◆ Required task: Set all the material down again unchanged, without the pictures.

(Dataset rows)
·····
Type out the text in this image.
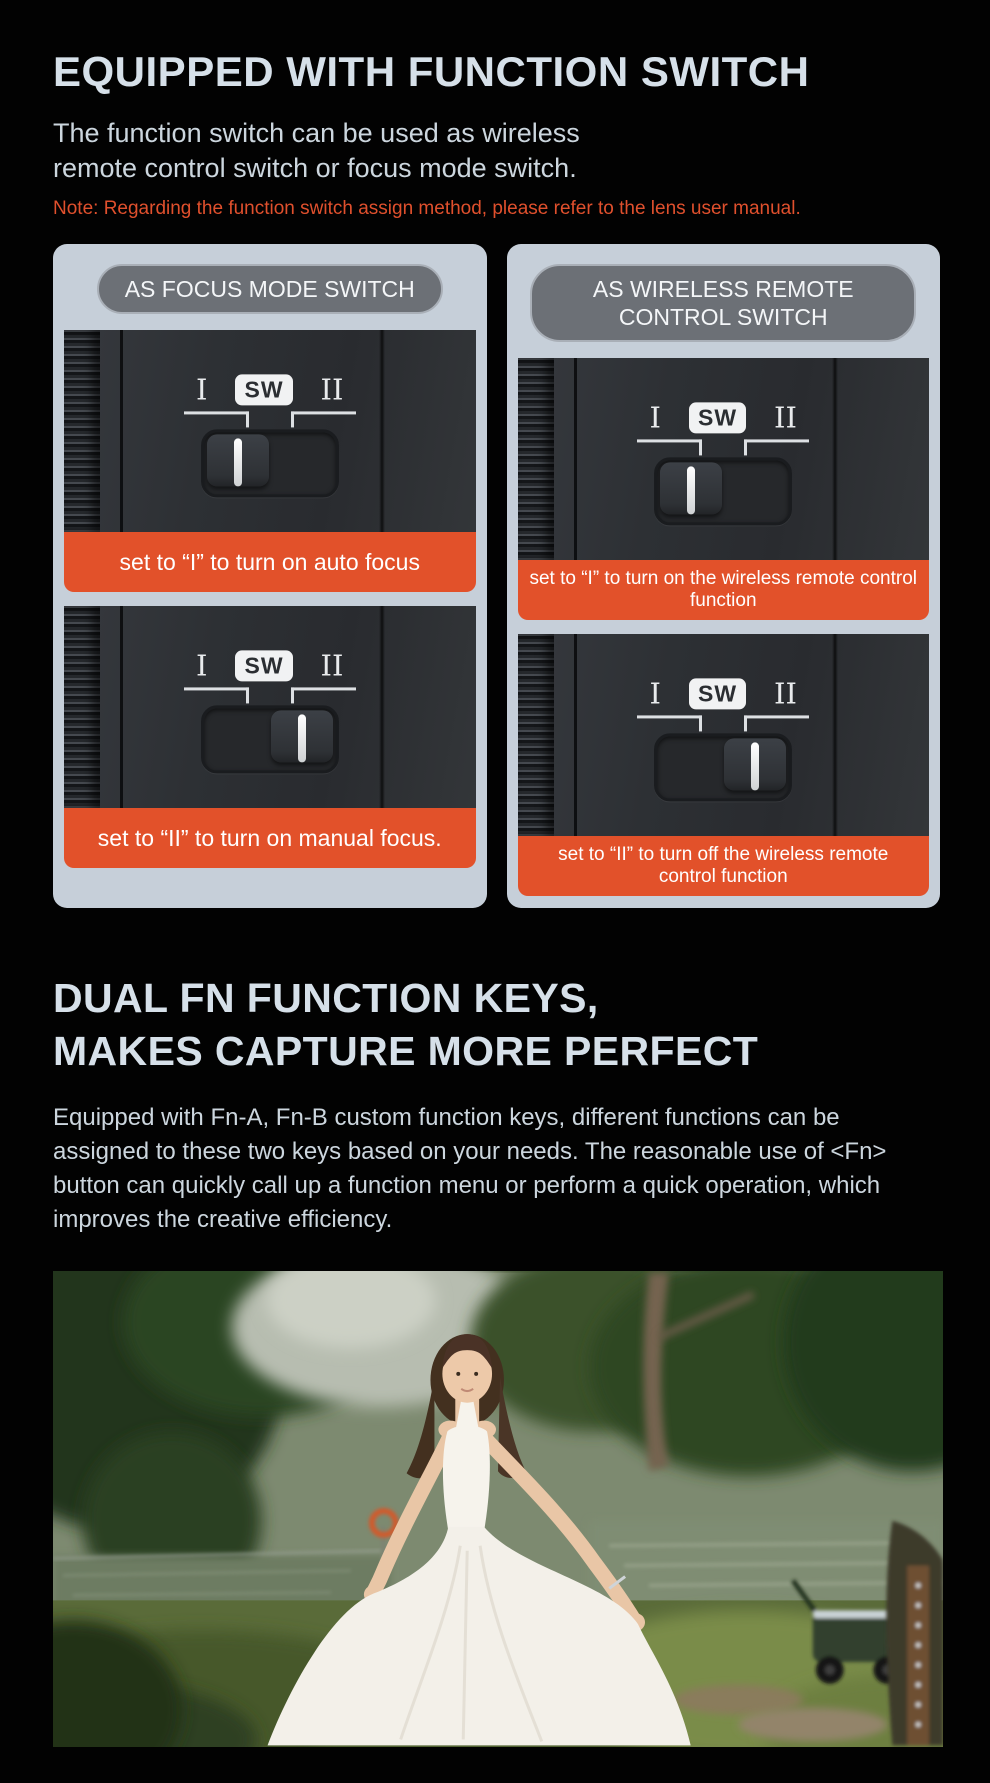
EQUIPPED WITH FUNCTION SWITCH
The function switch can be used as wireless
remote control switch or focus mode switch.
Note: Regarding the function switch assign method, please refer to the lens user manual.
AS FOCUS MODE SWITCH
I	SW	II
set to “I” to turn on auto focus
I	SW	II
set to “II” to turn on manual focus.
AS WIRELESS REMOTE CONTROL SWITCH
I	SW	II
set to “I” to turn on the wireless remote control function
I	SW	II
set to “II” to turn off the wireless remote control function
DUAL FN FUNCTION KEYS,
MAKES CAPTURE MORE PERFECT

Equipped with Fn-A, Fn-B custom function keys, different functions can be assigned to these two keys based on your needs. The reasonable use of <Fn> button can quickly call up a function menu or perform a quick operation, which improves the creative efficiency.
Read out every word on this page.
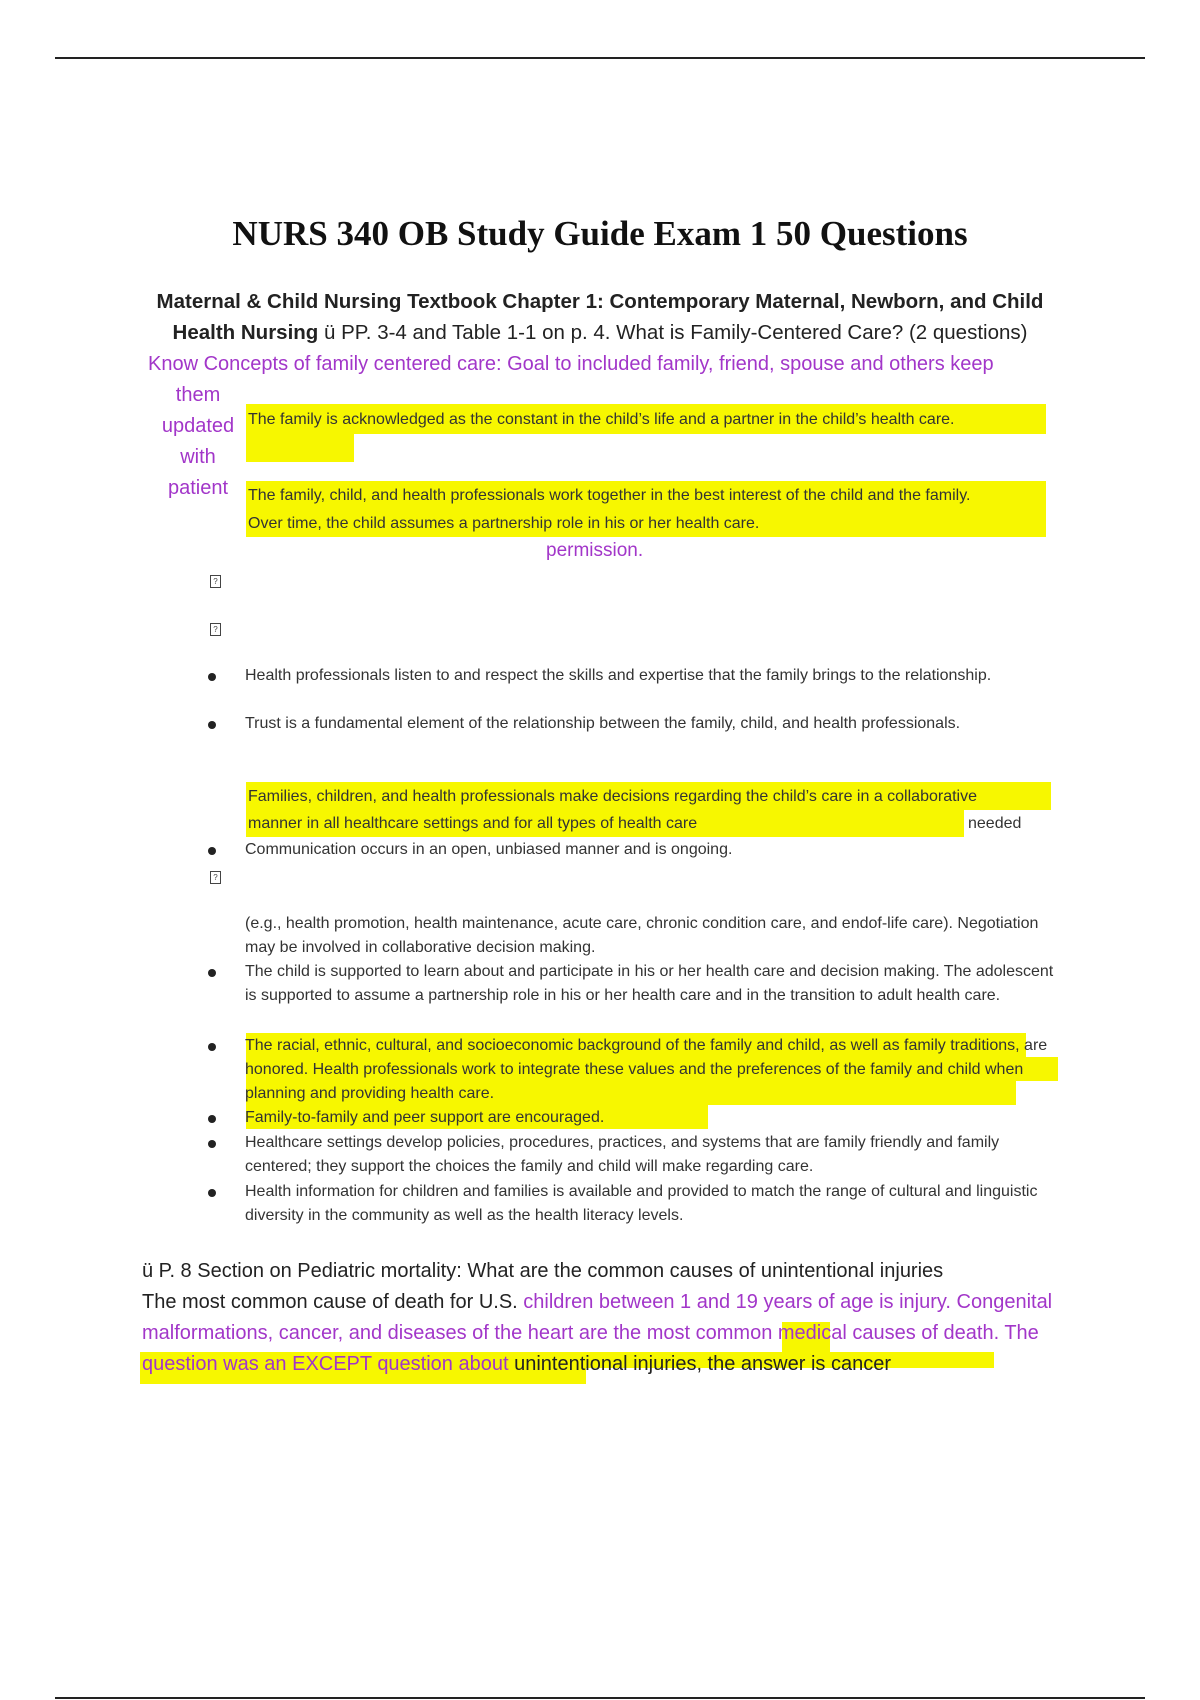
NURS 340 OB Study Guide Exam 1 50 Questions
Maternal & Child Nursing Textbook Chapter 1: Contemporary Maternal, Newborn, and Child Health Nursing ü PP. 3-4 and Table 1-1 on p. 4. What is Family-Centered Care? (2 questions)
Know Concepts of family centered care: Goal to included family, friend, spouse and others keep
them
updated
with
patient
The family is acknowledged as the constant in the child’s life and a partner in the child’s health care.
The family, child, and health professionals work together in the best interest of the child and the family. Over time, the child assumes a partnership role in his or her health care.
permission.
?
?
Health professionals listen to and respect the skills and expertise that the family brings to the relationship.
Trust is a fundamental element of the relationship between the family, child, and health professionals.
Families, children, and health professionals make decisions regarding the child’s care in a collaborative manner in all healthcare settings and for all types of health care	needed
Communication occurs in an open, unbiased manner and is ongoing.
?
(e.g., health promotion, health maintenance, acute care, chronic condition care, and endof-life care). Negotiation may be involved in collaborative decision making.
The child is supported to learn about and participate in his or her health care and decision making. The adolescent is supported to assume a partnership role in his or her health care and in the transition to adult health care.
The racial, ethnic, cultural, and socioeconomic background of the family and child, as well as family traditions, are honored. Health professionals work to integrate these values and the preferences of the family and child when planning and providing health care.
Family-to-family and peer support are encouraged.
Healthcare settings develop policies, procedures, practices, and systems that are family friendly and family centered; they support the choices the family and child will make regarding care.
Health information for children and families is available and provided to match the range of cultural and linguistic diversity in the community as well as the health literacy levels.
ü P. 8 Section on Pediatric mortality: What are the common causes of unintentional injuries
The most common cause of death for U.S. children between 1 and 19 years of age is injury. Congenital malformations, cancer, and diseases of the heart are the most common medical causes of death. The question was an EXCEPT question about unintentional injuries, the answer is cancer
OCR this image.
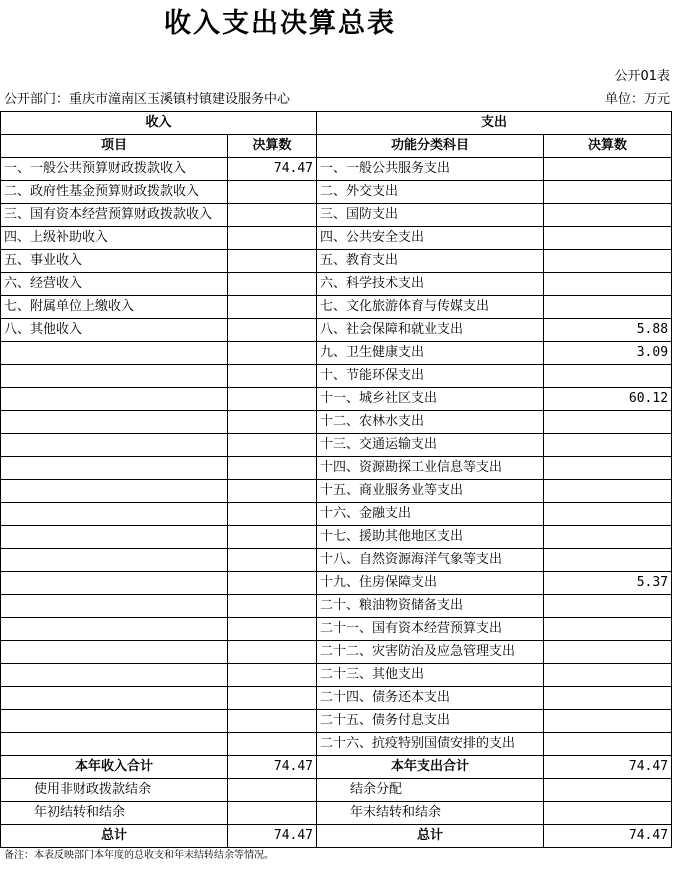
收入支出决算总表
公开01表
公开部门：重庆市潼南区玉溪镇村镇建设服务中心	单位：万元
收入		支出	
项目	决算数	功能分类科目	决算数
一、一般公共预算财政拨款收入	74.47	一、一般公共服务支出	
二、政府性基金预算财政拨款收入		二、外交支出	
三、国有资本经营预算财政拨款收入		三、国防支出	
四、上级补助收入		四、公共安全支出	
五、事业收入		五、教育支出	
六、经营收入		六、科学技术支出	
七、附属单位上缴收入		七、文化旅游体育与传媒支出	
八、其他收入		八、社会保障和就业支出	5.88
		九、卫生健康支出	3.09
		十、节能环保支出	
		十一、城乡社区支出	60.12
		十二、农林水支出	
		十三、交通运输支出	
		十四、资源勘探工业信息等支出	
		十五、商业服务业等支出	
		十六、金融支出	
		十七、援助其他地区支出	
		十八、自然资源海洋气象等支出	
		十九、住房保障支出	5.37
		二十、粮油物资储备支出	
		二十一、国有资本经营预算支出	
		二十二、灾害防治及应急管理支出	
		二十三、其他支出	
		二十四、债务还本支出	
		二十五、债务付息支出	
		二十六、抗疫特别国债安排的支出	
本年收入合计	74.47	本年支出合计	74.47
使用非财政拨款结余		结余分配	
年初结转和结余		年末结转和结余	
总计	74.47	总计	74.47
备注：本表反映部门本年度的总收支和年末结转结余等情况。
·····
◆ In response:
Type out the text in this image.
EQUIPPED WITH FUNCTION SWITCH
The function switch can be used as wireless
remote control switch or focus mode switch.
Note: Regarding the function switch assign method, please refer to the lens user manual.
AS FOCUS MODE SWITCH
I	SW	II
set to “I” to turn on auto focus
I	SW	II
set to “II” to turn on manual focus.
AS WIRELESS REMOTE CONTROL SWITCH
I	SW	II
set to “I” to turn on the wireless remote control function
I	SW	II
set to “II” to turn off the wireless remote control function
DUAL FN FUNCTION KEYS,
MAKES CAPTURE MORE PERFECT

Equipped with Fn-A, Fn-B custom function keys, different functions can be assigned to these two keys based on your needs. The reasonable use of <Fn> button can quickly call up a function menu or perform a quick operation, which improves the creative efficiency.
Read out every word on this page.
NURS 340 OB Study Guide Exam 1 50 Questions
Maternal & Child Nursing Textbook Chapter 1: Contemporary Maternal, Newborn, and Child Health Nursing ü PP. 3-4 and Table 1-1 on p. 4. What is Family-Centered Care? (2 questions)
Know Concepts of family centered care: Goal to included family, friend, spouse and others keep
them
updated
with
patient
The family is acknowledged as the constant in the child’s life and a partner in the child’s health care.
The family, child, and health professionals work together in the best interest of the child and the family. Over time, the child assumes a partnership role in his or her health care.
permission.
?
?
Health professionals listen to and respect the skills and expertise that the family brings to the relationship.
Trust is a fundamental element of the relationship between the family, child, and health professionals.
Families, children, and health professionals make decisions regarding the child’s care in a collaborative manner in all healthcare settings and for all types of health care	needed
Communication occurs in an open, unbiased manner and is ongoing.
?
(e.g., health promotion, health maintenance, acute care, chronic condition care, and endof-life care). Negotiation may be involved in collaborative decision making.
The child is supported to learn about and participate in his or her health care and decision making. The adolescent is supported to assume a partnership role in his or her health care and in the transition to adult health care.
The racial, ethnic, cultural, and socioeconomic background of the family and child, as well as family traditions, are honored. Health professionals work to integrate these values and the preferences of the family and child when planning and providing health care.
Family-to-family and peer support are encouraged.
Healthcare settings develop policies, procedures, practices, and systems that are family friendly and family centered; they support the choices the family and child will make regarding care.
Health information for children and families is available and provided to match the range of cultural and linguistic diversity in the community as well as the health literacy levels.
ü P. 8 Section on Pediatric mortality: What are the common causes of unintentional injuries
The most common cause of death for U.S. children between 1 and 19 years of age is injury. Congenital malformations, cancer, and diseases of the heart are the most common medical causes of death. The question was an EXCEPT question about unintentional injuries, the answer is cancer
OCR this image.
收入支出决算总表
公开01表
公开部门：重庆市潼南区玉溪镇村镇建设服务中心	单位：万元
收入		支出	
项目	决算数	功能分类科目	决算数
一、一般公共预算财政拨款收入	74.47	一、一般公共服务支出	
二、政府性基金预算财政拨款收入		二、外交支出	
三、国有资本经营预算财政拨款收入		三、国防支出	
四、上级补助收入		四、公共安全支出	
五、事业收入		五、教育支出	
六、经营收入		六、科学技术支出	
七、附属单位上缴收入		七、文化旅游体育与传媒支出	
八、其他收入		八、社会保障和就业支出	5.88
		九、卫生健康支出	3.09
		十、节能环保支出	
		十一、城乡社区支出	60.12
		十二、农林水支出	
		十三、交通运输支出	
		十四、资源勘探工业信息等支出	
		十五、商业服务业等支出	
		十六、金融支出	
		十七、援助其他地区支出	
		十八、自然资源海洋气象等支出	
		十九、住房保障支出	5.37
		二十、粮油物资储备支出	
		二十一、国有资本经营预算支出	
		二十二、灾害防治及应急管理支出	
		二十三、其他支出	
		二十四、债务还本支出	
		二十五、债务付息支出	
		二十六、抗疫特别国债安排的支出	
本年收入合计	74.47	本年支出合计	74.47
使用非财政拨款结余		结余分配	
年初结转和结余		年末结转和结余	
总计	74.47	总计	74.47
备注：本表反映部门本年度的总收支和年末结转结余等情况。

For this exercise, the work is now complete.